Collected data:
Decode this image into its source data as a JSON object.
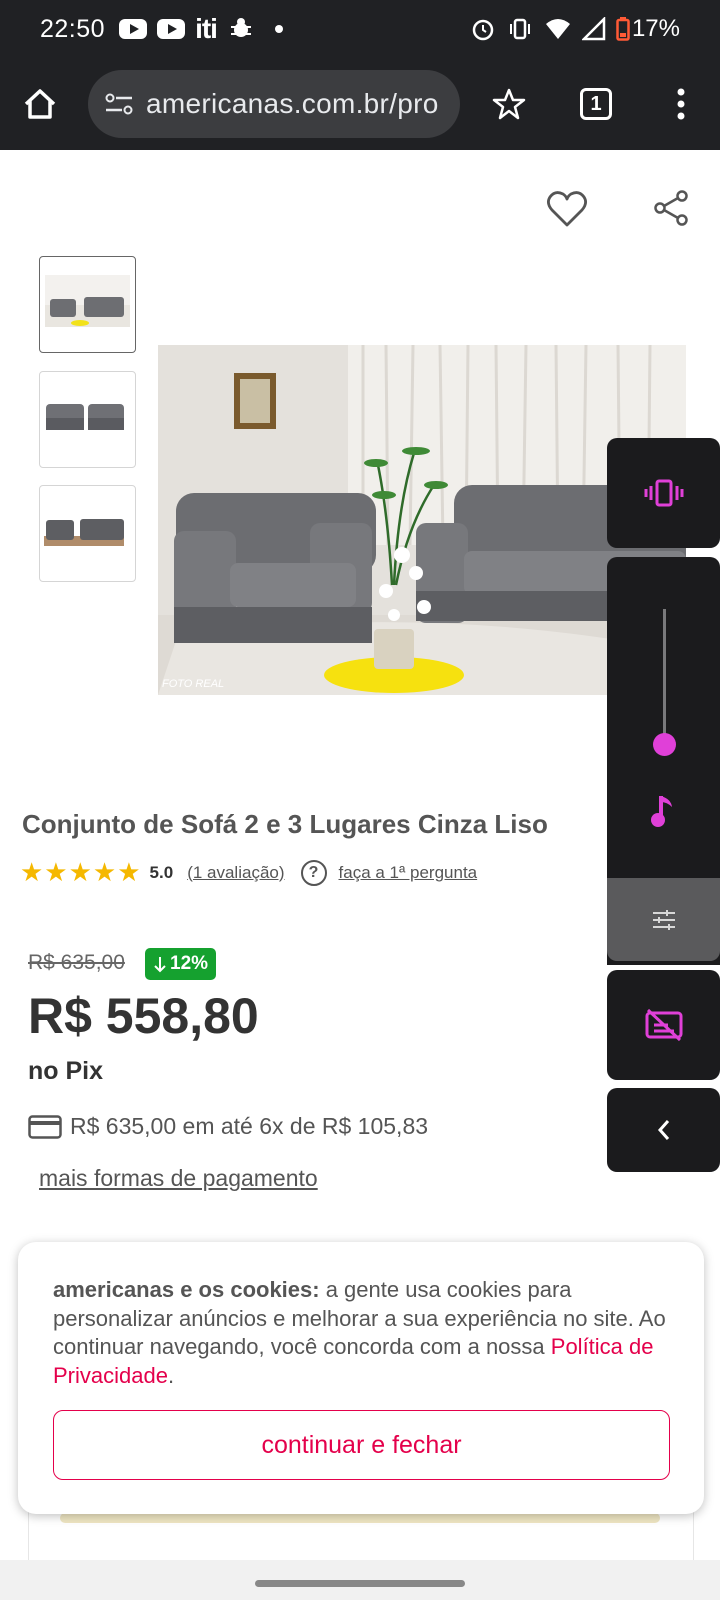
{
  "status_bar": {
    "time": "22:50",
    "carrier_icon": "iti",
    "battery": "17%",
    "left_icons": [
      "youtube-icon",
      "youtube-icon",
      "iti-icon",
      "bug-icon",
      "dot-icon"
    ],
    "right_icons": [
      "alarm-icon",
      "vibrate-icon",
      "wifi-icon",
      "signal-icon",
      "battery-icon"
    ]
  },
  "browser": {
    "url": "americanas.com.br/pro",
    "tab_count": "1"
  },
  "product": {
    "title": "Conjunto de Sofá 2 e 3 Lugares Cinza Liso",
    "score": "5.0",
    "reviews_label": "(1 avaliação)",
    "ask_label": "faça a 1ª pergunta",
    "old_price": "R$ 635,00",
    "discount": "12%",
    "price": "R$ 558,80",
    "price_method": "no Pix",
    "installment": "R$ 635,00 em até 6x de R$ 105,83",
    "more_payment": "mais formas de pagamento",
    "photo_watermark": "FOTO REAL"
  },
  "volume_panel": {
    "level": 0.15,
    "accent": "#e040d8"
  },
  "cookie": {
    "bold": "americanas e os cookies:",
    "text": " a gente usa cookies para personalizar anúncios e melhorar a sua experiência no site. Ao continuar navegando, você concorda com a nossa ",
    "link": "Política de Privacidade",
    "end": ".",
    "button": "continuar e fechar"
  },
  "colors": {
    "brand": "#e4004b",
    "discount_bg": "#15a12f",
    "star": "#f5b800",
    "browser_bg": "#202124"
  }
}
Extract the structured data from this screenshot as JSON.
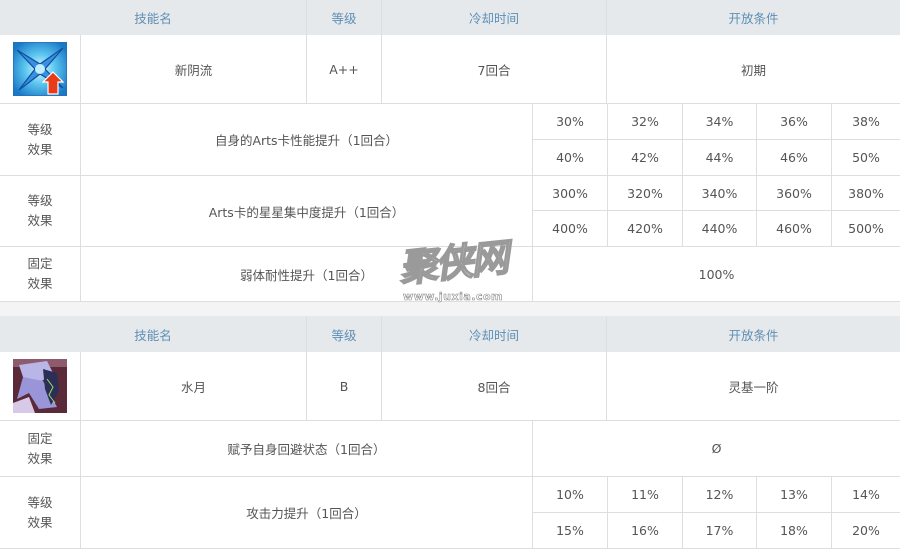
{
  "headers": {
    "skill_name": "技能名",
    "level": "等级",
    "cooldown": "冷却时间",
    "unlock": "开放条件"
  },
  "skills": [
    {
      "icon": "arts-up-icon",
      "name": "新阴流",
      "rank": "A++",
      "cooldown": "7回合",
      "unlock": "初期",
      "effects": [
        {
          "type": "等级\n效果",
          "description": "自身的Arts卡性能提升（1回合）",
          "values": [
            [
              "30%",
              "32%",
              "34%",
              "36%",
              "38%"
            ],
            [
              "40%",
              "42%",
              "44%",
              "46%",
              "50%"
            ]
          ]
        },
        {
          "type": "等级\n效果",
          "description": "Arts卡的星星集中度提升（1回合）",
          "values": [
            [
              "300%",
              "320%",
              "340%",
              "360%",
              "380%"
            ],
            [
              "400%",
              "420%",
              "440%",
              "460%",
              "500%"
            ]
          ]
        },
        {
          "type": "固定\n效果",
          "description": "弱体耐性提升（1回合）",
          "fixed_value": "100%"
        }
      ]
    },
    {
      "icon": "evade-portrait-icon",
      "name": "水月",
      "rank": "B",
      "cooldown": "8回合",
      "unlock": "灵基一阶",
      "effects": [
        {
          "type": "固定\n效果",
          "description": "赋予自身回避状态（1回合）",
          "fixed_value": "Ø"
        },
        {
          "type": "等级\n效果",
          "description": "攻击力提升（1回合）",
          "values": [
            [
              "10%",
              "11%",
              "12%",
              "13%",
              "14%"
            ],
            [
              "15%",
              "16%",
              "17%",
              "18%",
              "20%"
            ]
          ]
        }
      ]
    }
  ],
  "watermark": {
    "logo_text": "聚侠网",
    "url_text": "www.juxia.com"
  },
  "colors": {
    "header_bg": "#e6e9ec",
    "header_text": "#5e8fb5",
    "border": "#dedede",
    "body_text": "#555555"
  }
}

==

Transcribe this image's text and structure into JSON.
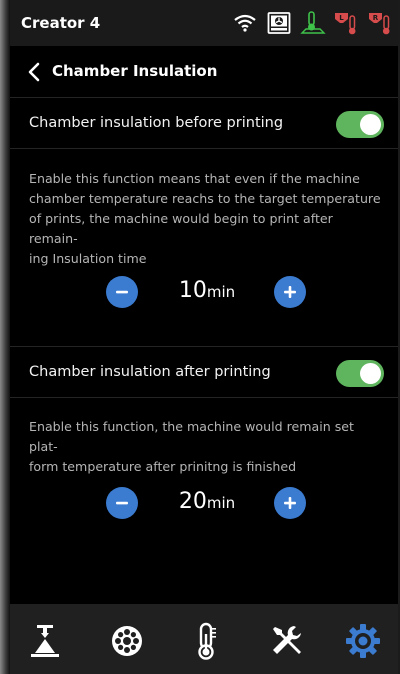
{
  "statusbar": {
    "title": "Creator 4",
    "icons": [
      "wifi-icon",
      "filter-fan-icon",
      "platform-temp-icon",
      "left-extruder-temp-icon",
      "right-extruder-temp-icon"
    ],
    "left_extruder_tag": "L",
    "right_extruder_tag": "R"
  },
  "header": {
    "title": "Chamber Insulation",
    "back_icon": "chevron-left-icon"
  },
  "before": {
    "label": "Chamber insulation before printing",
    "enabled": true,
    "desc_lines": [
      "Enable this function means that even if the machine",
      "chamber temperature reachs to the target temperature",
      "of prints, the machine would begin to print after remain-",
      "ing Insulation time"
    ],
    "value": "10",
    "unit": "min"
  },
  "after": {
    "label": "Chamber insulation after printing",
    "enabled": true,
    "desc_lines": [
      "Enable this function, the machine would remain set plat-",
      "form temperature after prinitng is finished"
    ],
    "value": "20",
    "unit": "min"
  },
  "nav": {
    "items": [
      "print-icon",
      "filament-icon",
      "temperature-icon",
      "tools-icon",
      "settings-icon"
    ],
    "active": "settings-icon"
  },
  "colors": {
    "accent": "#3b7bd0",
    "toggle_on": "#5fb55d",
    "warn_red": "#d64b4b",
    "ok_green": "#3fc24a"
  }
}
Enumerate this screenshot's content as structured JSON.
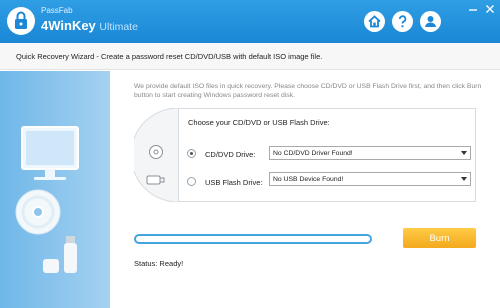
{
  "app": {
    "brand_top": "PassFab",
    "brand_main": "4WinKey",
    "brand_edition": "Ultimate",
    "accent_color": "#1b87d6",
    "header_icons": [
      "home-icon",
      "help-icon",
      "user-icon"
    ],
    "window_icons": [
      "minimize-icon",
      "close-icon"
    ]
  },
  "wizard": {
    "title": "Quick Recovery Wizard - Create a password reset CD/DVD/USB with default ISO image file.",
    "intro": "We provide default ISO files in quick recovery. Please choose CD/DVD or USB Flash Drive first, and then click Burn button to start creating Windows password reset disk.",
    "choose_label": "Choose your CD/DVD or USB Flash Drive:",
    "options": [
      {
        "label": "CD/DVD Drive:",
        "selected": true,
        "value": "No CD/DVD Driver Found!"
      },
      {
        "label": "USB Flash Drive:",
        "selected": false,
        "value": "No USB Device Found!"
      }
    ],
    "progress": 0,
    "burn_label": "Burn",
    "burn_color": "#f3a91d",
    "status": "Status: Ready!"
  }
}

* * *

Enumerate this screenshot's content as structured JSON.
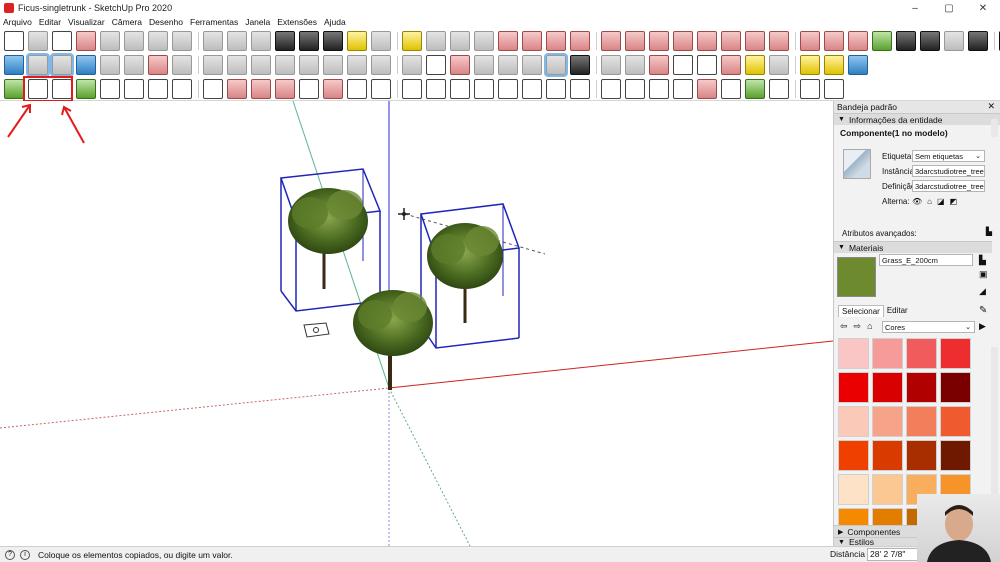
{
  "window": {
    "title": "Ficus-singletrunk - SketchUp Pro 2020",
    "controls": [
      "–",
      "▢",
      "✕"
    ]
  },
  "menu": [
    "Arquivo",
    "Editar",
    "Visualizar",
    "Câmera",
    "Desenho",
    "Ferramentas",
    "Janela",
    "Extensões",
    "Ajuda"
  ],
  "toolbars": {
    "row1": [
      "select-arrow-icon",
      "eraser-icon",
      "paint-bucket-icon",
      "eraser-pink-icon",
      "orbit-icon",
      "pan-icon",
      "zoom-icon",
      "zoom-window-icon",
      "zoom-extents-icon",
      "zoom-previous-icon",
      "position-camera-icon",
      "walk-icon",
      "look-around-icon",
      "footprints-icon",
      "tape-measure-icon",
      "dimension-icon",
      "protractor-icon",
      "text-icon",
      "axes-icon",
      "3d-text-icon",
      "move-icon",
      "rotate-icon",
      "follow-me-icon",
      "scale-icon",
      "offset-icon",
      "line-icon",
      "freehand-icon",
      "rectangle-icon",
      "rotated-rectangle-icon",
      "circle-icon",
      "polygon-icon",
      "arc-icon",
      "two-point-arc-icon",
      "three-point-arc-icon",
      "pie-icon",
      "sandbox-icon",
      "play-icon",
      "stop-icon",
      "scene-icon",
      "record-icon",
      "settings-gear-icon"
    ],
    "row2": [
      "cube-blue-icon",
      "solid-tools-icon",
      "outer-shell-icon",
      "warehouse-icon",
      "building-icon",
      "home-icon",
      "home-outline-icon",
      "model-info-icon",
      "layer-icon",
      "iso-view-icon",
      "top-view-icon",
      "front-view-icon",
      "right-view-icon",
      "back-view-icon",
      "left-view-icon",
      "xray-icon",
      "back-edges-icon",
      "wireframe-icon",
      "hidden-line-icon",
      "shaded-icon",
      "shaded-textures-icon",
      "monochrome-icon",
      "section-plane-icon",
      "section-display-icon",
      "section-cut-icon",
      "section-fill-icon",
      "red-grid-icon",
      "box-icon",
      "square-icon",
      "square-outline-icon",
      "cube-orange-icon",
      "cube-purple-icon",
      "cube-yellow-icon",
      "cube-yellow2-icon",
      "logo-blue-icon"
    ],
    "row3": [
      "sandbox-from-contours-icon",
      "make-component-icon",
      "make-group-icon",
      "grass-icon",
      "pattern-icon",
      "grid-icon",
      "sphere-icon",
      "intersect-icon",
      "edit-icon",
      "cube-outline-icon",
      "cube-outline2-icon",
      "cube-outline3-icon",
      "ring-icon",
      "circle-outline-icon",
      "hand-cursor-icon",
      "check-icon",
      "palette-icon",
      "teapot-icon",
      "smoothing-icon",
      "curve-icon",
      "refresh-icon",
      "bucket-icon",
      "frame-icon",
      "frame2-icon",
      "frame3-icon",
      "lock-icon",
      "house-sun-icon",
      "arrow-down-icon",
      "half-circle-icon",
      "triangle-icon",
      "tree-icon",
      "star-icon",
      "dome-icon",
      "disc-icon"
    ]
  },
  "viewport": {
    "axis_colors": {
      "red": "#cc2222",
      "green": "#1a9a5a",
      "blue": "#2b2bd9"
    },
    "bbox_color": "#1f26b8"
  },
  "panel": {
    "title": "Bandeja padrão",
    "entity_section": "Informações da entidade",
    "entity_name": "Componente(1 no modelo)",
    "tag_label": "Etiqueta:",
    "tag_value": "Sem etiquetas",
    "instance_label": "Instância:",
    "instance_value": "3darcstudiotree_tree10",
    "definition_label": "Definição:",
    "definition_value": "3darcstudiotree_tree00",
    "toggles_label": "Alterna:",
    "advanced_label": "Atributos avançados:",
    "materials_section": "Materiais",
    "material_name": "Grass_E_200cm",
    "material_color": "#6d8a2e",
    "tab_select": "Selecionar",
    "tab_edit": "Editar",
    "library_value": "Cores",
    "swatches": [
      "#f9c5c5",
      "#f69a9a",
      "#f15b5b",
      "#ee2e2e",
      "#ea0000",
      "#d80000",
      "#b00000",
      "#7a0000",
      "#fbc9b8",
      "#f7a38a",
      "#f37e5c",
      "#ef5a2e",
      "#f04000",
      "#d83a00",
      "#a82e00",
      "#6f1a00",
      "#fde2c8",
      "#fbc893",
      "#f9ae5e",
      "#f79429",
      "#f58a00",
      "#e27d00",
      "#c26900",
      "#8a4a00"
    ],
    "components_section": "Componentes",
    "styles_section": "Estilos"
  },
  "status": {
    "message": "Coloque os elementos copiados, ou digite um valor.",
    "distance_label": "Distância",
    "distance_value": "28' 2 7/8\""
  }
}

**STATED EXERCISE**
Every line that holds the word "remain" should be extracted.

**ANSWER TO THIS PROBLEM**
      "of prints, the machine would begin to print after remain-",
      "Enable this function, the machine would remain set plat-",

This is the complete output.